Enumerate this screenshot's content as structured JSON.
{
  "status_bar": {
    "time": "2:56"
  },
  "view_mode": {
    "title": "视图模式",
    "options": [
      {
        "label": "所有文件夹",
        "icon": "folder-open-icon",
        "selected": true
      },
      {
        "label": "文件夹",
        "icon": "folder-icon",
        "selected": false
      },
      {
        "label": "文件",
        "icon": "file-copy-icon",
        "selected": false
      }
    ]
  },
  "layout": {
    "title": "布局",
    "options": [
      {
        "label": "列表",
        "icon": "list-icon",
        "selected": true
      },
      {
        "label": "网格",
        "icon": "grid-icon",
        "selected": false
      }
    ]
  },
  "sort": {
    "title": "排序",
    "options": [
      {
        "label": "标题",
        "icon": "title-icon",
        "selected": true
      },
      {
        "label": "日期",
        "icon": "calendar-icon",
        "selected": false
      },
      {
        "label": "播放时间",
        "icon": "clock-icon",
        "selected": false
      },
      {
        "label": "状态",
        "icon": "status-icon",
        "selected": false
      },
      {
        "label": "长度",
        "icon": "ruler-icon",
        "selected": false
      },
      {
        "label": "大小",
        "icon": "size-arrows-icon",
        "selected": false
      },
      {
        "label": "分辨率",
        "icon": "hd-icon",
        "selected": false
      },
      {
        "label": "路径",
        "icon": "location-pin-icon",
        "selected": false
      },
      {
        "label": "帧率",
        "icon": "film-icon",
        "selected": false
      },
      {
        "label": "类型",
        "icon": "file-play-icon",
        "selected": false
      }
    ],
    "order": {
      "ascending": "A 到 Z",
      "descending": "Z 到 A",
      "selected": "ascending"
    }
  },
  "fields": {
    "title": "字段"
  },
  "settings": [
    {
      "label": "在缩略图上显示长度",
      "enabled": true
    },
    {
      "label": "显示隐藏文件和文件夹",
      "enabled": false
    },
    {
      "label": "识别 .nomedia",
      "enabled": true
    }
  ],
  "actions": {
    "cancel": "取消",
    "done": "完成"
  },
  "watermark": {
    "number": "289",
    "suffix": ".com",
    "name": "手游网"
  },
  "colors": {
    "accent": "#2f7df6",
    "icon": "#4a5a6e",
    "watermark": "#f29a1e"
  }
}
+--
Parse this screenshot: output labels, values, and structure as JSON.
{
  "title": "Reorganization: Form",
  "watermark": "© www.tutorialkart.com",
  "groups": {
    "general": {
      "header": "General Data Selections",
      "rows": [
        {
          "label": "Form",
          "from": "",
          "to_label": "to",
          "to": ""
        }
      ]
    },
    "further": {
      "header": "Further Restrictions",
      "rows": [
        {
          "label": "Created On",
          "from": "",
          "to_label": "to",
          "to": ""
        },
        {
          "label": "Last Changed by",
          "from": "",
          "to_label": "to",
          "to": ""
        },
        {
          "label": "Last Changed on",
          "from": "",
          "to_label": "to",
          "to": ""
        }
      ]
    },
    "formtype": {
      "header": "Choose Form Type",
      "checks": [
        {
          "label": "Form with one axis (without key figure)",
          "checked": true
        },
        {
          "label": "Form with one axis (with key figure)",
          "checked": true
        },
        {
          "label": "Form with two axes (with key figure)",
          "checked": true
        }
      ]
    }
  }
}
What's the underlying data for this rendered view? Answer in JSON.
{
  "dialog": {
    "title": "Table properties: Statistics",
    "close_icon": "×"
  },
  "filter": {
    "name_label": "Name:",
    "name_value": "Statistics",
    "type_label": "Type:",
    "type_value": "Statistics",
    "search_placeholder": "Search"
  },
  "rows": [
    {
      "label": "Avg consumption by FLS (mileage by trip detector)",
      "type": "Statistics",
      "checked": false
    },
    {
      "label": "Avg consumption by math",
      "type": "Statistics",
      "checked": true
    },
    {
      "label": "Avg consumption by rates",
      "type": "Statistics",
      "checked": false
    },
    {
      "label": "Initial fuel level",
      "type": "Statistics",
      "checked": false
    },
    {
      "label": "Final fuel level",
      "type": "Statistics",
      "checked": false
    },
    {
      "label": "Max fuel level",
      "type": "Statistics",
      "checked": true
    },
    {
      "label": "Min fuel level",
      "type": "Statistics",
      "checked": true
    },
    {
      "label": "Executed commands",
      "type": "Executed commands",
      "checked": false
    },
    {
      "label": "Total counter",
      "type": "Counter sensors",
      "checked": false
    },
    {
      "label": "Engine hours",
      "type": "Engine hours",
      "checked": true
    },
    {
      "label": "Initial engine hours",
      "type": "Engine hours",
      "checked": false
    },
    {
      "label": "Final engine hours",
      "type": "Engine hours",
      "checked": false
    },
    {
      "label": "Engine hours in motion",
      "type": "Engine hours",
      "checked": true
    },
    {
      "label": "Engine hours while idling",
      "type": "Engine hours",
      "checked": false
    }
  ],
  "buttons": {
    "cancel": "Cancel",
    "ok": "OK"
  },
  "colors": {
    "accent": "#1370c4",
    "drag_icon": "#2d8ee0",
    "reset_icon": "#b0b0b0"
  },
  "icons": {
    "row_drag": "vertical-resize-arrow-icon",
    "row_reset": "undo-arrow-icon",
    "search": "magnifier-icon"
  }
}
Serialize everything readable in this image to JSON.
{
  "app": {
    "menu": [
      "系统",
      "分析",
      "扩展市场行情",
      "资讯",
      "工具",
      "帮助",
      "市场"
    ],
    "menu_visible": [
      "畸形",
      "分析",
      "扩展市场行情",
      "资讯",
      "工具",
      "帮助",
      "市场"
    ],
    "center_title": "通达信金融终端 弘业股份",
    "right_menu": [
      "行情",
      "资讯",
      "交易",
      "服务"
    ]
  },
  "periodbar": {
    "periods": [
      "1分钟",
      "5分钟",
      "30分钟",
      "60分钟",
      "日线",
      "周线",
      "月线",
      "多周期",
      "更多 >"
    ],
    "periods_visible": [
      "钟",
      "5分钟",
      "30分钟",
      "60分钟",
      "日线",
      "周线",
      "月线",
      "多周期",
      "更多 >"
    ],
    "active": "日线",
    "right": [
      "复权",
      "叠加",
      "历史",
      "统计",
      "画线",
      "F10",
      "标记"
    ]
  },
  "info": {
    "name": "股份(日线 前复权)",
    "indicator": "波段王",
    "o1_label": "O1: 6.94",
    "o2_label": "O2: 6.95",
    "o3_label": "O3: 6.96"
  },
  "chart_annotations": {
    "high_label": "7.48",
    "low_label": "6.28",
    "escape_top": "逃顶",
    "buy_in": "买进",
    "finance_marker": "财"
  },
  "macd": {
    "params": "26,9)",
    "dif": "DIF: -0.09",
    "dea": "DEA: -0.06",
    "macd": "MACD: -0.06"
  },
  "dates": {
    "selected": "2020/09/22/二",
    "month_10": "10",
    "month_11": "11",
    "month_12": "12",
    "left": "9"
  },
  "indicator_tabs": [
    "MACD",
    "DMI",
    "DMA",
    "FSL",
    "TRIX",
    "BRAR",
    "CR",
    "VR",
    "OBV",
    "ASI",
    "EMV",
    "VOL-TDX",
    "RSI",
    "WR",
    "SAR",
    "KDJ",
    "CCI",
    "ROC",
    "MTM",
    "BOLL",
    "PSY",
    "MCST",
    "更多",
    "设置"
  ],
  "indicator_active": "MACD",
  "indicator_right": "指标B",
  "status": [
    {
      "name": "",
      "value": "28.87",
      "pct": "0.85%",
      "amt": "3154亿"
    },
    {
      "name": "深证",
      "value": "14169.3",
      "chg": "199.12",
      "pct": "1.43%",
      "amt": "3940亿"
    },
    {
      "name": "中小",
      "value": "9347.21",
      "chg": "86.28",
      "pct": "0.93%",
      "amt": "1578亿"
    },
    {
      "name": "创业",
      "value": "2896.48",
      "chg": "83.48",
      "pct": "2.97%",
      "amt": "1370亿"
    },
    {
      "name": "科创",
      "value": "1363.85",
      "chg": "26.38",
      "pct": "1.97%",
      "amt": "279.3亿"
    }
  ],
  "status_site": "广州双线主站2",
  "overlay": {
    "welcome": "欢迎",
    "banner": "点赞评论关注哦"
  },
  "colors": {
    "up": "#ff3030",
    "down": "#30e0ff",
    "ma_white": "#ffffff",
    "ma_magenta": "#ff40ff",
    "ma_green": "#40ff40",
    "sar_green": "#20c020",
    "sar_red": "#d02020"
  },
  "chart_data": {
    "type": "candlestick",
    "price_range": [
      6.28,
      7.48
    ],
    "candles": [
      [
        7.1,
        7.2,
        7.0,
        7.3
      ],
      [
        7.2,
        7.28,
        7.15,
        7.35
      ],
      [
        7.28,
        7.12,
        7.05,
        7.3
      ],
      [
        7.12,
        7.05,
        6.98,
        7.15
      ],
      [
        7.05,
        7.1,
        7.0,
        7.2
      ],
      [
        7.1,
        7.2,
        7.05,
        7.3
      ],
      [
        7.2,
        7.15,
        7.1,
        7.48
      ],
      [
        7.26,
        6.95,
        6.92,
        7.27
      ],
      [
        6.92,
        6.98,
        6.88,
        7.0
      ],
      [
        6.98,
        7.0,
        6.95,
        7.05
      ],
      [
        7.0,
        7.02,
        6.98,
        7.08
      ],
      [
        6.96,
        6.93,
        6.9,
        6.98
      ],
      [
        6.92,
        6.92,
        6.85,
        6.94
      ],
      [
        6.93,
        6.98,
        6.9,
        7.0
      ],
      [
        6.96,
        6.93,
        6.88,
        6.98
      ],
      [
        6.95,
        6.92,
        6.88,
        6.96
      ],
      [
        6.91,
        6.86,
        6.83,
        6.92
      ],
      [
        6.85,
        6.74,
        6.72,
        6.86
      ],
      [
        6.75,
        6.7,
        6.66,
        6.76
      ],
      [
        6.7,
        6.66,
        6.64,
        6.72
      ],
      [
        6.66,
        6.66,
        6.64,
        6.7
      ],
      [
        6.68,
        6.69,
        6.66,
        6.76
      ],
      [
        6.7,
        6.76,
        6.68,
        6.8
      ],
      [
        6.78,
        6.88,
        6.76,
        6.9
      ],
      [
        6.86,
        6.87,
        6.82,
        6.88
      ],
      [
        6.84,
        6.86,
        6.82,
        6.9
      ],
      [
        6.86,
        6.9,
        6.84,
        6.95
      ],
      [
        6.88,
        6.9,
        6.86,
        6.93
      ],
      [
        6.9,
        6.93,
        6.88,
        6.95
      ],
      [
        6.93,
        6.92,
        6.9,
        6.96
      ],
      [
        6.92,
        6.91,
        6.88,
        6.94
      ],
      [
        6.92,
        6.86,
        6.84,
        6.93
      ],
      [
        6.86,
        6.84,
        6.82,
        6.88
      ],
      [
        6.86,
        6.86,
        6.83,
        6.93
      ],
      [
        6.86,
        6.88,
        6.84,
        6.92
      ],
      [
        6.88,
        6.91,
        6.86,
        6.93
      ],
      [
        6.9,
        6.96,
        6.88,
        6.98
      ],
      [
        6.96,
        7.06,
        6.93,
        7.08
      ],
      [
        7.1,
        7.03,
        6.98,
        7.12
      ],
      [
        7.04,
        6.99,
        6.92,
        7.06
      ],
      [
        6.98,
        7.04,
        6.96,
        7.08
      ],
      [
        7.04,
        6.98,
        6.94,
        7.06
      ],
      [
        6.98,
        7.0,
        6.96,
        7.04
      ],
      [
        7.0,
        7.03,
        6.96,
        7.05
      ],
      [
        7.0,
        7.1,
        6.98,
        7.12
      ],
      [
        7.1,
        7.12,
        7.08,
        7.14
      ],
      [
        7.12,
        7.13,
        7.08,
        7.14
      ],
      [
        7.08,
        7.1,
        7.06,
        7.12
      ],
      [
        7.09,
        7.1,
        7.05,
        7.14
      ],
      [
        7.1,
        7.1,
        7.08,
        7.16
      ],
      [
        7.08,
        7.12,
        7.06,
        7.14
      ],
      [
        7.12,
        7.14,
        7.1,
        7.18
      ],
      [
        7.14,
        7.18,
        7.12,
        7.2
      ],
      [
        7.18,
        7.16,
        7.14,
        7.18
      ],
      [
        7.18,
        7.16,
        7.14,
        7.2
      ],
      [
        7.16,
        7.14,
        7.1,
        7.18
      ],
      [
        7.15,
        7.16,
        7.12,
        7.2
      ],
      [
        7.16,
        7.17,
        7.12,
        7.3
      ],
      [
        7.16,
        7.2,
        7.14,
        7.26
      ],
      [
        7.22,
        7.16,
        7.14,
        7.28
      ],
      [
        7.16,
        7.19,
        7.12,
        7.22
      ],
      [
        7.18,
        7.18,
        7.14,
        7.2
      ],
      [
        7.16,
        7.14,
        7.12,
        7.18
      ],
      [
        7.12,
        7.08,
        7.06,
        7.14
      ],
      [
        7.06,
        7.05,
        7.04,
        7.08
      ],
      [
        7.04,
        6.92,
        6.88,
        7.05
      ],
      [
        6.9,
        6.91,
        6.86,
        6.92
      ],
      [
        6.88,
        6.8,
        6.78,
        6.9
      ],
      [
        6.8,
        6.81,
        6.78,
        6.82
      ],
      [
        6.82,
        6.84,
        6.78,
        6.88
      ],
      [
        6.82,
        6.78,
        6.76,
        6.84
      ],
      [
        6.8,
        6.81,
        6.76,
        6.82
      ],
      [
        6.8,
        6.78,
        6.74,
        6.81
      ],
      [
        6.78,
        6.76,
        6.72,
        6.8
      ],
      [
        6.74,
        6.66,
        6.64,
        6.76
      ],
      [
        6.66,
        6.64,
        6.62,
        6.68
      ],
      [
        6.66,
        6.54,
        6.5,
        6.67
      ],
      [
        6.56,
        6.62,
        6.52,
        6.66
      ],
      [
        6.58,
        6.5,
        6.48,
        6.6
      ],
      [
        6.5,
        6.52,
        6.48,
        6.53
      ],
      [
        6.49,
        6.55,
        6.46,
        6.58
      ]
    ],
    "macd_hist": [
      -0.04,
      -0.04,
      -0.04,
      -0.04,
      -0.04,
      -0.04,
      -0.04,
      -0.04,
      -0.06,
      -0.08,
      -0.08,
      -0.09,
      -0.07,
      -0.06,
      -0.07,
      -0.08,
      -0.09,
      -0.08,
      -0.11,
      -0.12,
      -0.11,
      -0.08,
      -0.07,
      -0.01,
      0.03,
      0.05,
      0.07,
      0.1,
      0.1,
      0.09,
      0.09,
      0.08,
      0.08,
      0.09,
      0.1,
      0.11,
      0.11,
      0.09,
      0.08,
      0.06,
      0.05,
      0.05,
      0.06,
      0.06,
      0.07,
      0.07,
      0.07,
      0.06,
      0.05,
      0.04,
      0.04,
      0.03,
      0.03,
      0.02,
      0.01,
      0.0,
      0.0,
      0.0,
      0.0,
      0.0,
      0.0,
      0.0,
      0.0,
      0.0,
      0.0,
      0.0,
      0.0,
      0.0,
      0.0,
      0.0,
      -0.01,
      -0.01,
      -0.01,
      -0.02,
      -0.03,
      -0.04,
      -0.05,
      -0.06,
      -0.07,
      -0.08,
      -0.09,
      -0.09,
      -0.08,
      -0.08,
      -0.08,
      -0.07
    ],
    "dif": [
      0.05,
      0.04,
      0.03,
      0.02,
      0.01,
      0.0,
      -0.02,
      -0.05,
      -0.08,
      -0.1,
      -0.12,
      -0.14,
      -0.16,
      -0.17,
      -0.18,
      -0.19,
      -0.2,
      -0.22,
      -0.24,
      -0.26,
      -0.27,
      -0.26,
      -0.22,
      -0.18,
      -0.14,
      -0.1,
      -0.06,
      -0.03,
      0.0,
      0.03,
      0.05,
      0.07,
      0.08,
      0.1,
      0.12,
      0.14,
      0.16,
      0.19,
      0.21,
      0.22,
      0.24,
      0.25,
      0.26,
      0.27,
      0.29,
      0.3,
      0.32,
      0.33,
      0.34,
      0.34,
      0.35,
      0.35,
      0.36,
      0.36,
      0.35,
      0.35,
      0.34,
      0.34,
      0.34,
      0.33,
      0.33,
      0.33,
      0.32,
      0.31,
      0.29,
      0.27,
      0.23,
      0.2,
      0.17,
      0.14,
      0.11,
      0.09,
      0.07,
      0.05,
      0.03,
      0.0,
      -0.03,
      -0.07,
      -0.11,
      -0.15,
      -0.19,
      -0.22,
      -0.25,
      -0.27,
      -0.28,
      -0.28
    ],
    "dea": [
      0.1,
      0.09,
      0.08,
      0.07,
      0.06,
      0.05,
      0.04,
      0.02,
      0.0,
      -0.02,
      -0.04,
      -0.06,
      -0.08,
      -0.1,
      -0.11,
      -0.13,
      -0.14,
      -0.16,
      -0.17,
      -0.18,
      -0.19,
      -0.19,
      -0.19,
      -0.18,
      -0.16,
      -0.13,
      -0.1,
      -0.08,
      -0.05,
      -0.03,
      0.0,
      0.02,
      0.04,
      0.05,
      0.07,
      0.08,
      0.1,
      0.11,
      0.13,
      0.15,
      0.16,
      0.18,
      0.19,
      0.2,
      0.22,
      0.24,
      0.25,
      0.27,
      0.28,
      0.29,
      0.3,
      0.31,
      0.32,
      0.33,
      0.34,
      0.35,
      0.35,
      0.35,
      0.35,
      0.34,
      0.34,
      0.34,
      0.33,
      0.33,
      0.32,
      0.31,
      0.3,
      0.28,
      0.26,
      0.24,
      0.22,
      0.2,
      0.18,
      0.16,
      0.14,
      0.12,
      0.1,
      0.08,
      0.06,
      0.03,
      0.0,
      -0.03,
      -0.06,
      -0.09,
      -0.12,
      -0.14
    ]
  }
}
+--
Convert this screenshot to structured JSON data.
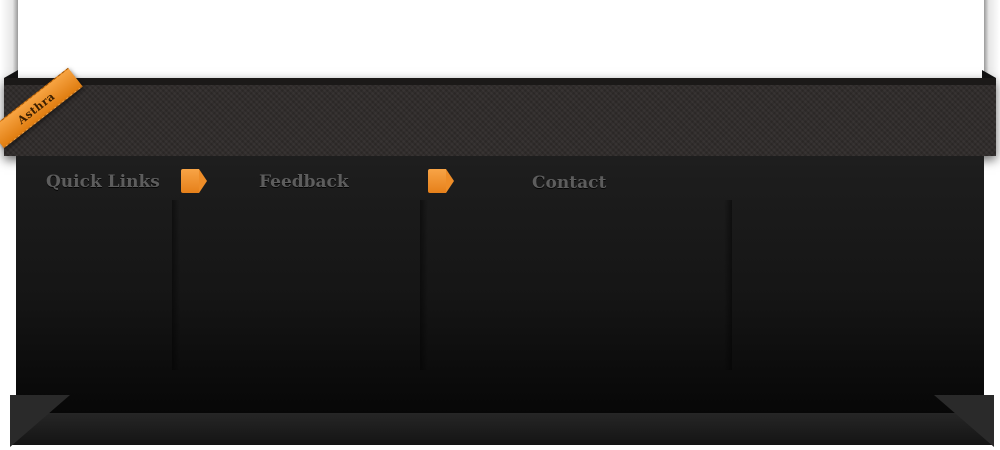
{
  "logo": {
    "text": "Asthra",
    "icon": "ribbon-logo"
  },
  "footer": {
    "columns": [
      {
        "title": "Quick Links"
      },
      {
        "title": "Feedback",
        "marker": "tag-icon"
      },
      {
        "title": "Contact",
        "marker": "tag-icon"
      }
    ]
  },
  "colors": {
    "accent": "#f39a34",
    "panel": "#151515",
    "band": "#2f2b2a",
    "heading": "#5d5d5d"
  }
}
+--
Job:
Report how many lines of the listing hold the word "consumption", with nothing but the number.

Solution for this exercise:
3